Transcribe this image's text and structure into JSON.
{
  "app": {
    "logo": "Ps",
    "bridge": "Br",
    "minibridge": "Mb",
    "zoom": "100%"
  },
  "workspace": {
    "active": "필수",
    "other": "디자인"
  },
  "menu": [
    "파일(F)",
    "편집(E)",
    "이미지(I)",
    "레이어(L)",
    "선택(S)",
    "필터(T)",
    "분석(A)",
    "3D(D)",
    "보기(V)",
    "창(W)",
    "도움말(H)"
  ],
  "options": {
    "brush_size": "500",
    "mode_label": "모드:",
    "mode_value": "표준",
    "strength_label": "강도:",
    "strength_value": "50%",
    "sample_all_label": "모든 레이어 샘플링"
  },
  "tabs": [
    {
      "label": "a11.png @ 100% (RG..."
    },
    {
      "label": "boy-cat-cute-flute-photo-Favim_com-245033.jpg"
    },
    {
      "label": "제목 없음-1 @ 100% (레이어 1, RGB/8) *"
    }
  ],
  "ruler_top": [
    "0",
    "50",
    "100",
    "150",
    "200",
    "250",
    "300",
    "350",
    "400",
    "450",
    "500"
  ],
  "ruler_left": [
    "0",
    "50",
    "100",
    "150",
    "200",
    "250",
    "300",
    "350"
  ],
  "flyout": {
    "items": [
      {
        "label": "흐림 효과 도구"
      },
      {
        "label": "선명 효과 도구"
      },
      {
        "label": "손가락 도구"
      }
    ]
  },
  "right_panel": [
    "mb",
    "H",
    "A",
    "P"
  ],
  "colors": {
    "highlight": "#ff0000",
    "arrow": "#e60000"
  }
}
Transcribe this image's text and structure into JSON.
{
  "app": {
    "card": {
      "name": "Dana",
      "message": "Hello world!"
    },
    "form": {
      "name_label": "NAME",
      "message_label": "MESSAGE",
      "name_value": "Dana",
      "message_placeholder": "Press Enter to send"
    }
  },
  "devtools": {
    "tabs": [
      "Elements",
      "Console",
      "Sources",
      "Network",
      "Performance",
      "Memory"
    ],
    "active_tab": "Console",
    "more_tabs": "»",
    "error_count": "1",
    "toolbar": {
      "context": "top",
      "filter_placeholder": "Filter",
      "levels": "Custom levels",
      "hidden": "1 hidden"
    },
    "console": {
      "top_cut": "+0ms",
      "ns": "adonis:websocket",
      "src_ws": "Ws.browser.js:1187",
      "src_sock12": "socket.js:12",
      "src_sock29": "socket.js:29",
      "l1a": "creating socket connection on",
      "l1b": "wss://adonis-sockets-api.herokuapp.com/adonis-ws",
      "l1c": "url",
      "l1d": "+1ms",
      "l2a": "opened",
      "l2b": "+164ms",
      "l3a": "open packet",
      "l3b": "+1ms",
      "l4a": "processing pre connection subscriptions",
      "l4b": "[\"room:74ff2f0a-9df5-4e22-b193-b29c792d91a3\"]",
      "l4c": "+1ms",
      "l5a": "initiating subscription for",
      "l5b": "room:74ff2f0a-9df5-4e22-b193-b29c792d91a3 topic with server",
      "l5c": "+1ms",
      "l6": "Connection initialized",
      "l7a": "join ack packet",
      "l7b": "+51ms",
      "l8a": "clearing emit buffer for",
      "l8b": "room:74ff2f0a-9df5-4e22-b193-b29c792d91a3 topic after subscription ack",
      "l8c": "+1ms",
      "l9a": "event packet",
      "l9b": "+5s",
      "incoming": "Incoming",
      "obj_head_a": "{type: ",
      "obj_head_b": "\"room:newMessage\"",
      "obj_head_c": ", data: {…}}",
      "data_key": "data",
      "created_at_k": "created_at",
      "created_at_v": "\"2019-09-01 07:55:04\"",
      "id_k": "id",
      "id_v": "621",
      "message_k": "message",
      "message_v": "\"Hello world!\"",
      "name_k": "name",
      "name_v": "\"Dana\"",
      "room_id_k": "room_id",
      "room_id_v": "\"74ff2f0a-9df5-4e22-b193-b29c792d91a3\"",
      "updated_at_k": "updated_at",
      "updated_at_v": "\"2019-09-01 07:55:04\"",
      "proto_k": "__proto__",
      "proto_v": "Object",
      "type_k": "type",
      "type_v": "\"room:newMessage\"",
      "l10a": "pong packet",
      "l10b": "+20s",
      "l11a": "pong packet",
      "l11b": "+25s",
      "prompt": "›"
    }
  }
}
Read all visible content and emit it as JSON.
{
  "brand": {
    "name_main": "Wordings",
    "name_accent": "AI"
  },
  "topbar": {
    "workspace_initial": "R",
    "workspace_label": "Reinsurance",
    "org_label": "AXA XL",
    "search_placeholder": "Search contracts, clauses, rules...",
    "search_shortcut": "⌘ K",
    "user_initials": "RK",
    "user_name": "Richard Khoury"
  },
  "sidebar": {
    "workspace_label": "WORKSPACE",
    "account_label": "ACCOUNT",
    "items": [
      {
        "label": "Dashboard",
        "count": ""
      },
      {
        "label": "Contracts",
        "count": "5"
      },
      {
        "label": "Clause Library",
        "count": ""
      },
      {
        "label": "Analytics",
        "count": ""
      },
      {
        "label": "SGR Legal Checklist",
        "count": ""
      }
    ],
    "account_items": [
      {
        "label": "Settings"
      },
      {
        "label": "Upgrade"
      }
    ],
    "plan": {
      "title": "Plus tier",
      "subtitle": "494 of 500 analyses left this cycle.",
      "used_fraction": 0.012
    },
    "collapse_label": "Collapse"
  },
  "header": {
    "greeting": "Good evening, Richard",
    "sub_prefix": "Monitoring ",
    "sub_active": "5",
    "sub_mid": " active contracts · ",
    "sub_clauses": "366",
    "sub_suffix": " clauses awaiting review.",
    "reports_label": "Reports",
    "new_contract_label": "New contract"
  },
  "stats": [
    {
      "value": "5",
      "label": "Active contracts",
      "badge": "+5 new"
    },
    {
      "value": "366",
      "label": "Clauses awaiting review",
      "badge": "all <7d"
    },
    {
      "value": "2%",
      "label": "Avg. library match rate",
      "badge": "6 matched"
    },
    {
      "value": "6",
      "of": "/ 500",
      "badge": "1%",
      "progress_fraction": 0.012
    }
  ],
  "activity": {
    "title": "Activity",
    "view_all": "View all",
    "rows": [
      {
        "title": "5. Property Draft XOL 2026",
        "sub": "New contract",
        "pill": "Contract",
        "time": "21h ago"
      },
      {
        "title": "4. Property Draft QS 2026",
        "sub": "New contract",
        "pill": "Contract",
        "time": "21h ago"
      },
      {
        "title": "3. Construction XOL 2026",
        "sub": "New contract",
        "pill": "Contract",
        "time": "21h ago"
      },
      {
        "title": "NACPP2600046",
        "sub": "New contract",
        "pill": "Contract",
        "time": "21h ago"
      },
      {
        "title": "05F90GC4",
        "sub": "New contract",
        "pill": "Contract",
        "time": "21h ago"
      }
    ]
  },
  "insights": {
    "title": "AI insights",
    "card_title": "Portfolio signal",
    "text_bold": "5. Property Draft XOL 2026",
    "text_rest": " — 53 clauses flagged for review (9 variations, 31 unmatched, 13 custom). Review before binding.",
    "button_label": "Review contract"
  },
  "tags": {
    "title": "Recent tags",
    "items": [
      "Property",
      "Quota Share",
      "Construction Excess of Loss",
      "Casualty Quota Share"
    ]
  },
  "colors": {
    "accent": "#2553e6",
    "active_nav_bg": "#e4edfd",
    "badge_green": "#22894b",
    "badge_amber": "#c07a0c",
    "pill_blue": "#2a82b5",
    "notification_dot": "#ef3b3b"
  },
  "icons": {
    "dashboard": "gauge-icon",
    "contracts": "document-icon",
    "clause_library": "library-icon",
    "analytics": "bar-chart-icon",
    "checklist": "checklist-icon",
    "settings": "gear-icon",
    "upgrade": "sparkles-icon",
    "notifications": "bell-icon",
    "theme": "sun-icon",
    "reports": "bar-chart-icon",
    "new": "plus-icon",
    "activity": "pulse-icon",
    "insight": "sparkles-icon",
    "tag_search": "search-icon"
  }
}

**TASK PROMPT**
Check each line above for the string "Construction" and show the ones that have it.

**THE REPLY**
        "title": "3. Construction XOL 2026",
      "Construction Excess of Loss",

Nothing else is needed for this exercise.